Copy out each line that includes the word "There".

Data entries for graphics:
====

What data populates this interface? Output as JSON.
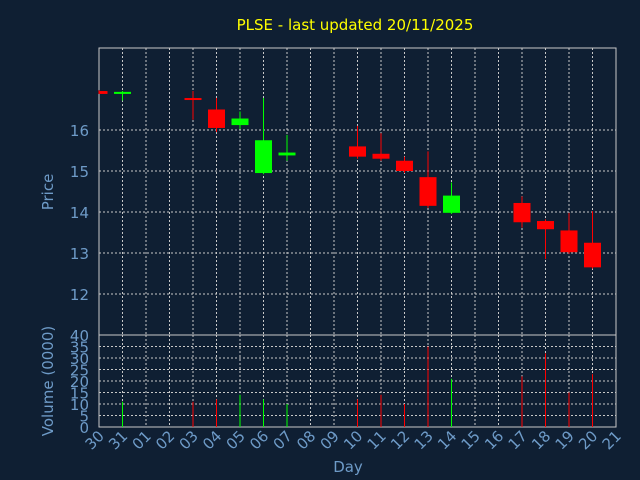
{
  "chart_data": {
    "type": "candlestick",
    "title": "PLSE - last updated 20/11/2025",
    "xlabel": "Day",
    "colors": {
      "up": "#00ff00",
      "down": "#ff0000",
      "background": "#0f1f33",
      "grid": "#c8c8c8",
      "text": "#6e9bc8",
      "title": "#ffff00"
    },
    "x_ticks": [
      "30",
      "31",
      "01",
      "02",
      "03",
      "04",
      "05",
      "06",
      "07",
      "08",
      "09",
      "10",
      "11",
      "12",
      "13",
      "14",
      "15",
      "16",
      "17",
      "18",
      "19",
      "20",
      "21"
    ],
    "price_panel": {
      "ylabel": "Price",
      "yticks": [
        12,
        13,
        14,
        15,
        16
      ],
      "ylim": [
        11.0,
        18.0
      ],
      "grid": true
    },
    "volume_panel": {
      "ylabel": "Volume (0000)",
      "yticks": [
        0,
        5,
        10,
        15,
        20,
        25,
        30,
        35,
        40
      ],
      "ylim": [
        0,
        40
      ],
      "grid": true
    },
    "candles": [
      {
        "day": "30",
        "open": 16.95,
        "high": 16.97,
        "low": 16.88,
        "close": 16.88,
        "volume": 0
      },
      {
        "day": "31",
        "open": 16.88,
        "high": 16.95,
        "low": 16.72,
        "close": 16.93,
        "volume": 11
      },
      {
        "day": "03",
        "open": 16.78,
        "high": 16.95,
        "low": 16.25,
        "close": 16.75,
        "volume": 11
      },
      {
        "day": "04",
        "open": 16.5,
        "high": 16.78,
        "low": 15.95,
        "close": 16.05,
        "volume": 12
      },
      {
        "day": "05",
        "open": 16.12,
        "high": 16.45,
        "low": 16.02,
        "close": 16.28,
        "volume": 14
      },
      {
        "day": "06",
        "open": 14.95,
        "high": 16.78,
        "low": 14.92,
        "close": 15.75,
        "volume": 12
      },
      {
        "day": "07",
        "open": 15.38,
        "high": 15.88,
        "low": 15.25,
        "close": 15.45,
        "volume": 10
      },
      {
        "day": "10",
        "open": 15.6,
        "high": 16.1,
        "low": 15.3,
        "close": 15.35,
        "volume": 12
      },
      {
        "day": "11",
        "open": 15.42,
        "high": 15.92,
        "low": 15.25,
        "close": 15.3,
        "volume": 14
      },
      {
        "day": "12",
        "open": 15.25,
        "high": 15.35,
        "low": 14.95,
        "close": 15.0,
        "volume": 10
      },
      {
        "day": "13",
        "open": 14.85,
        "high": 15.48,
        "low": 14.1,
        "close": 14.15,
        "volume": 35
      },
      {
        "day": "14",
        "open": 13.98,
        "high": 14.72,
        "low": 13.95,
        "close": 14.4,
        "volume": 21
      },
      {
        "day": "17",
        "open": 14.22,
        "high": 14.38,
        "low": 13.62,
        "close": 13.75,
        "volume": 22
      },
      {
        "day": "18",
        "open": 13.78,
        "high": 13.82,
        "low": 12.85,
        "close": 13.58,
        "volume": 32
      },
      {
        "day": "19",
        "open": 13.55,
        "high": 13.98,
        "low": 12.98,
        "close": 13.02,
        "volume": 15
      },
      {
        "day": "20",
        "open": 13.25,
        "high": 14.02,
        "low": 12.62,
        "close": 12.65,
        "volume": 23
      }
    ]
  }
}
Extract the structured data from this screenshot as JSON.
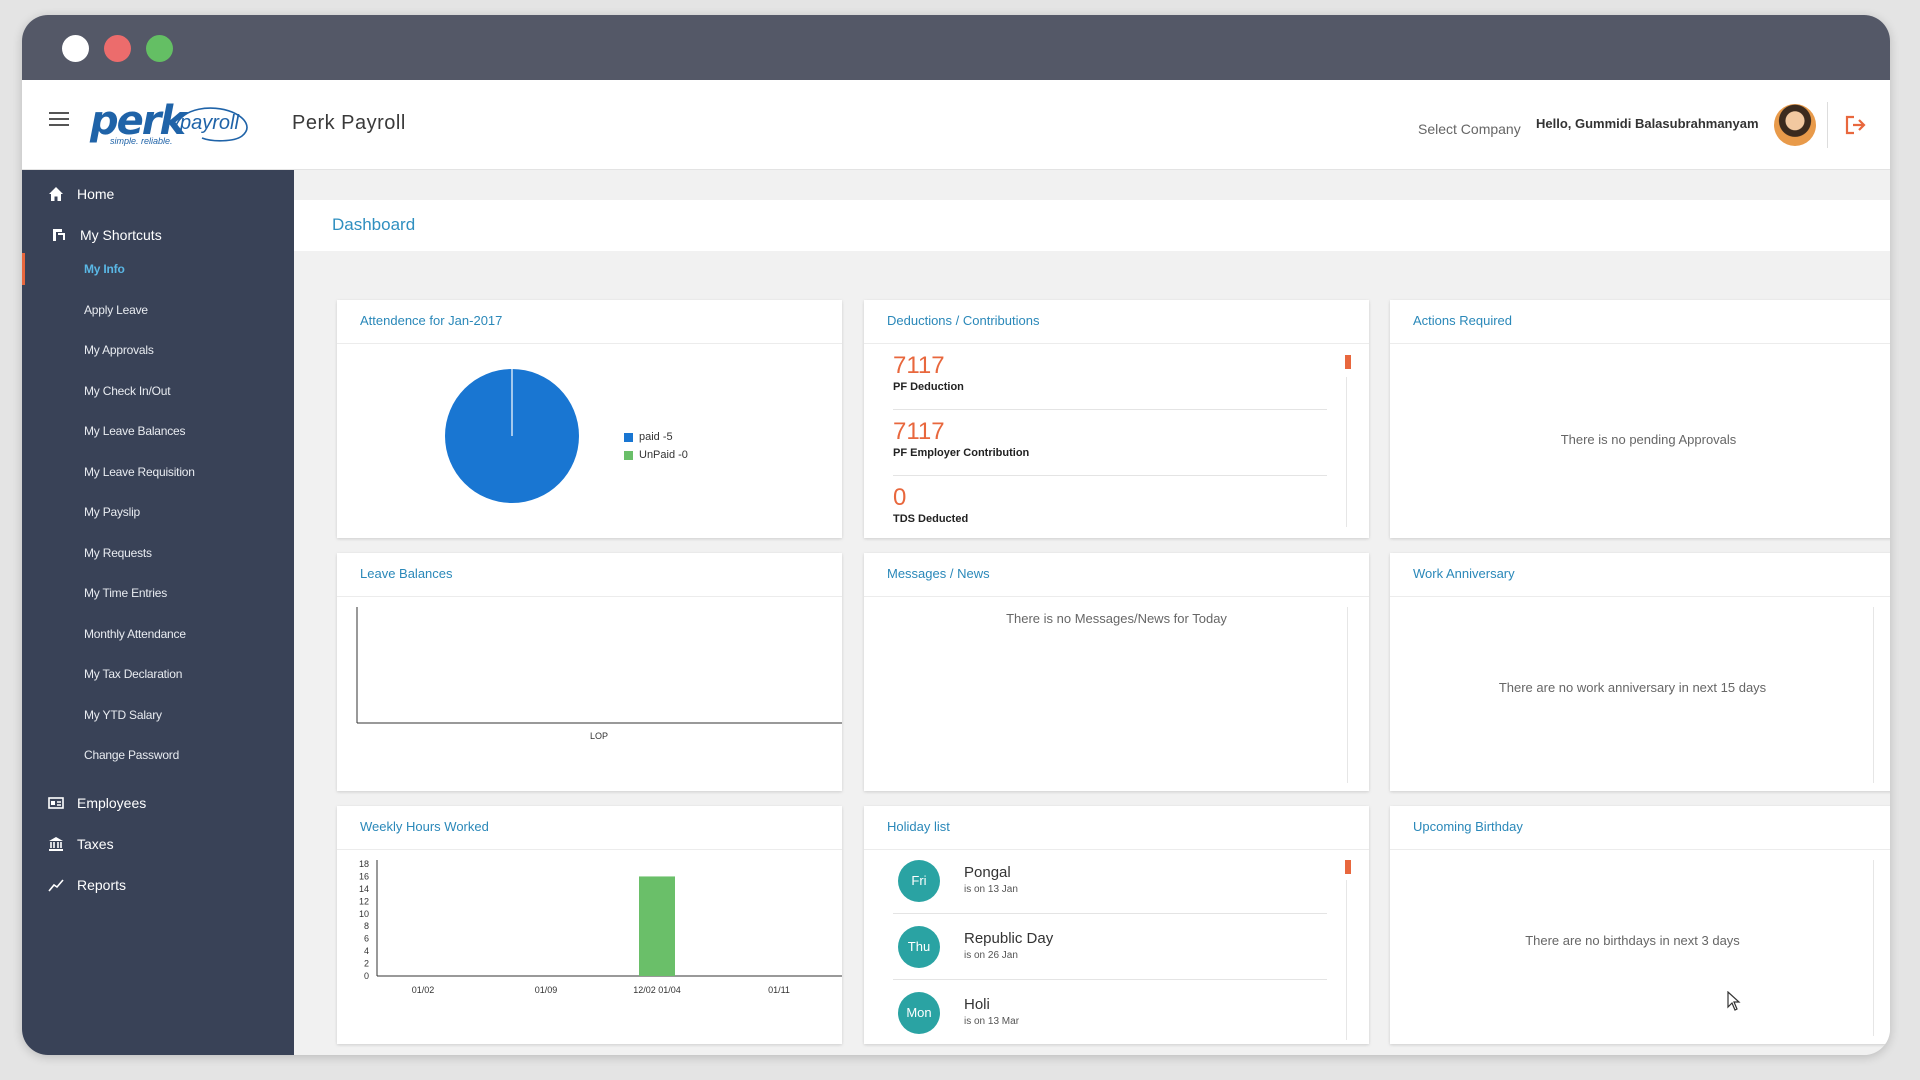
{
  "window": {
    "controls": [
      "close",
      "minimize",
      "maximize"
    ]
  },
  "header": {
    "logo_text": "perk",
    "logo_sub": "payroll",
    "logo_tagline": "simple. reliable.",
    "app_title": "Perk Payroll",
    "select_company": "Select Company",
    "greeting": "Hello, Gummidi Balasubrahmanyam"
  },
  "sidebar": {
    "home": {
      "label": "Home",
      "icon": "home-icon"
    },
    "shortcuts": {
      "label": "My Shortcuts",
      "icon": "shortcut-icon"
    },
    "sub_items": [
      {
        "label": "My Info",
        "active": true
      },
      {
        "label": "Apply Leave"
      },
      {
        "label": "My Approvals"
      },
      {
        "label": "My Check In/Out"
      },
      {
        "label": "My Leave Balances"
      },
      {
        "label": "My Leave Requisition"
      },
      {
        "label": "My Payslip"
      },
      {
        "label": "My Requests"
      },
      {
        "label": "My Time Entries"
      },
      {
        "label": "Monthly Attendance"
      },
      {
        "label": "My Tax Declaration"
      },
      {
        "label": "My YTD Salary"
      },
      {
        "label": "Change Password"
      }
    ],
    "employees": {
      "label": "Employees",
      "icon": "id-card-icon"
    },
    "taxes": {
      "label": "Taxes",
      "icon": "bank-icon"
    },
    "reports": {
      "label": "Reports",
      "icon": "line-chart-icon"
    }
  },
  "page": {
    "title": "Dashboard"
  },
  "cards": {
    "attendance": {
      "title": "Attendence for Jan-2017",
      "legend": [
        {
          "label": "paid -5",
          "color": "#1976d2"
        },
        {
          "label": "UnPaid -0",
          "color": "#6abf69"
        }
      ]
    },
    "deductions": {
      "title": "Deductions / Contributions",
      "items": [
        {
          "value": "7117",
          "label": "PF Deduction"
        },
        {
          "value": "7117",
          "label": "PF Employer Contribution"
        },
        {
          "value": "0",
          "label": "TDS Deducted"
        }
      ]
    },
    "actions": {
      "title": "Actions Required",
      "empty": "There is no pending Approvals"
    },
    "leave_balances": {
      "title": "Leave Balances",
      "x_label": "LOP"
    },
    "messages": {
      "title": "Messages / News",
      "empty": "There is no Messages/News for Today"
    },
    "work_anniversary": {
      "title": "Work Anniversary",
      "empty": "There are no work anniversary in next 15 days"
    },
    "weekly_hours": {
      "title": "Weekly Hours Worked"
    },
    "holidays": {
      "title": "Holiday list",
      "items": [
        {
          "day": "Fri",
          "name": "Pongal",
          "date": "is on 13 Jan"
        },
        {
          "day": "Thu",
          "name": "Republic Day",
          "date": "is on 26 Jan"
        },
        {
          "day": "Mon",
          "name": "Holi",
          "date": "is on 13 Mar"
        }
      ]
    },
    "birthday": {
      "title": "Upcoming Birthday",
      "empty": "There are no birthdays in next 3 days"
    }
  },
  "chart_data": [
    {
      "type": "pie",
      "categories": [
        "paid",
        "UnPaid"
      ],
      "values": [
        5,
        0
      ],
      "colors": [
        "#1976d2",
        "#6abf69"
      ],
      "legend": "right"
    },
    {
      "type": "bar",
      "categories": [
        "LOP"
      ],
      "values": [
        0
      ],
      "grid": false
    },
    {
      "type": "bar",
      "categories": [
        "01/02",
        "01/09",
        "12/02 01/04",
        "01/11"
      ],
      "values": [
        0,
        0,
        16,
        0
      ],
      "ylim": [
        0,
        18
      ],
      "yticks": [
        0,
        2,
        4,
        6,
        8,
        10,
        12,
        14,
        16,
        18
      ],
      "color": "#6abf69",
      "grid": false
    }
  ]
}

====

Result of the task:
      "empty": "There is no pending Approvals"
      "empty": "There is no Messages/News for Today"
      "empty": "There are no work anniversary in next 15 days"
      "empty": "There are no birthdays in next 3 days"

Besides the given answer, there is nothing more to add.